- _EXERCISE TASK_:
Copy each line that contains the string "this".
Start
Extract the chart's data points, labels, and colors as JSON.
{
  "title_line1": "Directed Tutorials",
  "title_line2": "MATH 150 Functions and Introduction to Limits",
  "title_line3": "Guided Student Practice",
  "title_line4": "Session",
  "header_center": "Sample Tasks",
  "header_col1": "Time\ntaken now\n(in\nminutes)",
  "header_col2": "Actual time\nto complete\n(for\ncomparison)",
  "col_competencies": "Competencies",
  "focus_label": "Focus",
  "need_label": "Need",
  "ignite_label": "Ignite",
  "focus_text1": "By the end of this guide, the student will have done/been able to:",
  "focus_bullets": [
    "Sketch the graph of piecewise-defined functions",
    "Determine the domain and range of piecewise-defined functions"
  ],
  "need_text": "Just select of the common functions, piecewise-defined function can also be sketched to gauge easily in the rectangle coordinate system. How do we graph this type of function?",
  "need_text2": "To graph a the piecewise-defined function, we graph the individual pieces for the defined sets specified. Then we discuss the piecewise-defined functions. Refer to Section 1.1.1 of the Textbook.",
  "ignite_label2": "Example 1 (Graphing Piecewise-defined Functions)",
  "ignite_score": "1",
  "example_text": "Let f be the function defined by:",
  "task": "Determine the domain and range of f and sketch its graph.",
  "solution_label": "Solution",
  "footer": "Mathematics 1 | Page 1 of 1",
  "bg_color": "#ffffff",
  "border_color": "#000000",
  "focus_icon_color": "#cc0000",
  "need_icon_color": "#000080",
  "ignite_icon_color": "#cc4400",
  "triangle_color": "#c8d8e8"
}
End
- _IN RESPONSE_:
  "focus_text1": "By the end of this guide, the student will have done/been able to:",
  "need_text": "Just select of the common functions, piecewise-defined function can also be sketched to gauge easily in the rectangle coordinate system. How do we graph this type of function?",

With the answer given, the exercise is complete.